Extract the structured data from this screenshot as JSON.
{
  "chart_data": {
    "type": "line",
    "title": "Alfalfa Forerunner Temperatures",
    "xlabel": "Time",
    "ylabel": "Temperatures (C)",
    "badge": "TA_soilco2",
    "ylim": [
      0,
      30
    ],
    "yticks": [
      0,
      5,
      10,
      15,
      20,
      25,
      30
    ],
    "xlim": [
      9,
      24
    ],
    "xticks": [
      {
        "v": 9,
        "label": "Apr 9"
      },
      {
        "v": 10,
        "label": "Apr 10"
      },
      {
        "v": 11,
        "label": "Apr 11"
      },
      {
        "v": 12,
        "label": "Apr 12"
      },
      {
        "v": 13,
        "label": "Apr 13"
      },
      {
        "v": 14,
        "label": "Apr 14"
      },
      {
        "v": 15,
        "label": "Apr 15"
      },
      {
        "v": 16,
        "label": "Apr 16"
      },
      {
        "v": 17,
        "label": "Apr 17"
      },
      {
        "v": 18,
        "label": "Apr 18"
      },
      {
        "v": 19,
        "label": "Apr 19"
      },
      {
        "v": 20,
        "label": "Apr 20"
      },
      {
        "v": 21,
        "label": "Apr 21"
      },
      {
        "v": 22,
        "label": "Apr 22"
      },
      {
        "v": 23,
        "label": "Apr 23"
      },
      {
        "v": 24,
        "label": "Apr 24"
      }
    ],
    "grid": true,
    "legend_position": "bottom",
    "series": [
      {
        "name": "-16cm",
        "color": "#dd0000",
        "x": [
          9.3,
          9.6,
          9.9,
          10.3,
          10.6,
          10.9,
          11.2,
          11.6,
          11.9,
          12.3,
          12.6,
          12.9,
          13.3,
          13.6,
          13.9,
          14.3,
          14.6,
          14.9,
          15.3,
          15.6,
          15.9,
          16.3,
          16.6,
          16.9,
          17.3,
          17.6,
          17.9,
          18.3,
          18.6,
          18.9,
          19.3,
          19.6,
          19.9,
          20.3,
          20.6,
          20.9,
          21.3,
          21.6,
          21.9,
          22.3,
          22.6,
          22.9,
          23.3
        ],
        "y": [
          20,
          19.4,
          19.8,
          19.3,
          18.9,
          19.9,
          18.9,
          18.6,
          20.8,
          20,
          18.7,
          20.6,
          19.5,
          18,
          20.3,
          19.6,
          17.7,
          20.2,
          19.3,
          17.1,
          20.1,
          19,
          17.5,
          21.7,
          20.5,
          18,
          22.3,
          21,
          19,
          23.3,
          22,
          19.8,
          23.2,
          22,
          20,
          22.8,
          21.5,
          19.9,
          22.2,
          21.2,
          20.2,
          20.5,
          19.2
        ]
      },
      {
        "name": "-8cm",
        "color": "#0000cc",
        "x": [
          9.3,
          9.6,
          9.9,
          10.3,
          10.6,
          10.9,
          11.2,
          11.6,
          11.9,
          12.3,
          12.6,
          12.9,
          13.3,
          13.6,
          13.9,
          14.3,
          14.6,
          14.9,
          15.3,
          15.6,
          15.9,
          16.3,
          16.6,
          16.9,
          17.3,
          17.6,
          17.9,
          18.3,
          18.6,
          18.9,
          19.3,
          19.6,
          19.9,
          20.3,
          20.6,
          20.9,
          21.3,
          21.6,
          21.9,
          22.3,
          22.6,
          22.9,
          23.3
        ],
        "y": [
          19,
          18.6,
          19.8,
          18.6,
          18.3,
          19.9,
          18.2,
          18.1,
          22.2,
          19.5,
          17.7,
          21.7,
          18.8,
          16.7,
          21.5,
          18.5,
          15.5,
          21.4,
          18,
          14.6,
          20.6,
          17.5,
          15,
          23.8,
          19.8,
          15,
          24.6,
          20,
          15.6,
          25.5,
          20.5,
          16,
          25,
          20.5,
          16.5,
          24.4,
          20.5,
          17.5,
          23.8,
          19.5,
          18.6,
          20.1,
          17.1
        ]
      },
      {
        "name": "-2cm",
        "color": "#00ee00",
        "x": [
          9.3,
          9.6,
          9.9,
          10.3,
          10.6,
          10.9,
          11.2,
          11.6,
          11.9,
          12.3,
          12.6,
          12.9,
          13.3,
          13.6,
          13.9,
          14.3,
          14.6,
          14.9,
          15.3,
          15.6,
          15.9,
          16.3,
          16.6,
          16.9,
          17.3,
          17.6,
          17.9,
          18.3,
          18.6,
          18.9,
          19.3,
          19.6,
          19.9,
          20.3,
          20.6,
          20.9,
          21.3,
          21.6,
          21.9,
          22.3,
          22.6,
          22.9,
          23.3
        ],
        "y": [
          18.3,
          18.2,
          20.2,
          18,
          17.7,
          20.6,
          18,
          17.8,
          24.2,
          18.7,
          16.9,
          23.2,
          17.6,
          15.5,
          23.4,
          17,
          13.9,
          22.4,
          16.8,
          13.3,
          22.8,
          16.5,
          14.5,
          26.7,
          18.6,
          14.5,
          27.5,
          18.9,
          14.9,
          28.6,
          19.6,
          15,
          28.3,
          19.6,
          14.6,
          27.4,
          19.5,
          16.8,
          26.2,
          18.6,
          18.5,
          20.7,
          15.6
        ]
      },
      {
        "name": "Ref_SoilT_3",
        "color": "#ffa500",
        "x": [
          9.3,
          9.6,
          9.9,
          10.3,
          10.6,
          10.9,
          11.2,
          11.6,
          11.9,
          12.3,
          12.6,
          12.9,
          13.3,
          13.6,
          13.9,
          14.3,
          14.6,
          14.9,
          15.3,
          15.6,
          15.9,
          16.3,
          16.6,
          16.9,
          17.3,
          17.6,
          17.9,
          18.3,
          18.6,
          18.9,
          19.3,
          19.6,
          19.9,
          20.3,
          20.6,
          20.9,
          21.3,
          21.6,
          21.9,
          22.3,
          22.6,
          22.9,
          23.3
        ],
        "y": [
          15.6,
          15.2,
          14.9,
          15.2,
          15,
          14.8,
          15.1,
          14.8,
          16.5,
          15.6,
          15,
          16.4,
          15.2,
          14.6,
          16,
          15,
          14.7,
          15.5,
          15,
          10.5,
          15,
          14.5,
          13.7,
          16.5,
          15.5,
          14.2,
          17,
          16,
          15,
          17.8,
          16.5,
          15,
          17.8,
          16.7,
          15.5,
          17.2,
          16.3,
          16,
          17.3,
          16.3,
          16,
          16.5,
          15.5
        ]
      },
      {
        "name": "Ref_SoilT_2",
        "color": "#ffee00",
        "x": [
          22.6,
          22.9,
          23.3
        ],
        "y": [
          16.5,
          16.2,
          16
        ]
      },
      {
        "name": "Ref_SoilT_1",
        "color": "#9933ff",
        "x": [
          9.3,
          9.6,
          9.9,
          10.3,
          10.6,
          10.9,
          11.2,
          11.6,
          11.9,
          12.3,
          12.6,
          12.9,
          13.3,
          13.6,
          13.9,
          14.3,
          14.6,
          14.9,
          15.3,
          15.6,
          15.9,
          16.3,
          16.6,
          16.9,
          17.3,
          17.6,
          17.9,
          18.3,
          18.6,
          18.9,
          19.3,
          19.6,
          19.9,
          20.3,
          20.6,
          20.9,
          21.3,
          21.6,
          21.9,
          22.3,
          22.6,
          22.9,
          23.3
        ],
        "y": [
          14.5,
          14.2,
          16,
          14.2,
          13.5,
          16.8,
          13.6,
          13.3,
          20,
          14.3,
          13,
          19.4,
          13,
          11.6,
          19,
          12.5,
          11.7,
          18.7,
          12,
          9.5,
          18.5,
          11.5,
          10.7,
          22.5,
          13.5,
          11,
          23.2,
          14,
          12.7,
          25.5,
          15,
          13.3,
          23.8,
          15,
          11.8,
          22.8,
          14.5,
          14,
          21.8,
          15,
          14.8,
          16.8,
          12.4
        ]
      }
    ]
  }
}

EXERCISE BRIEF: Work out how many lines of the listing above include the word "name". Report only the number.

SOLUTION TO THIS PROBLEM: 6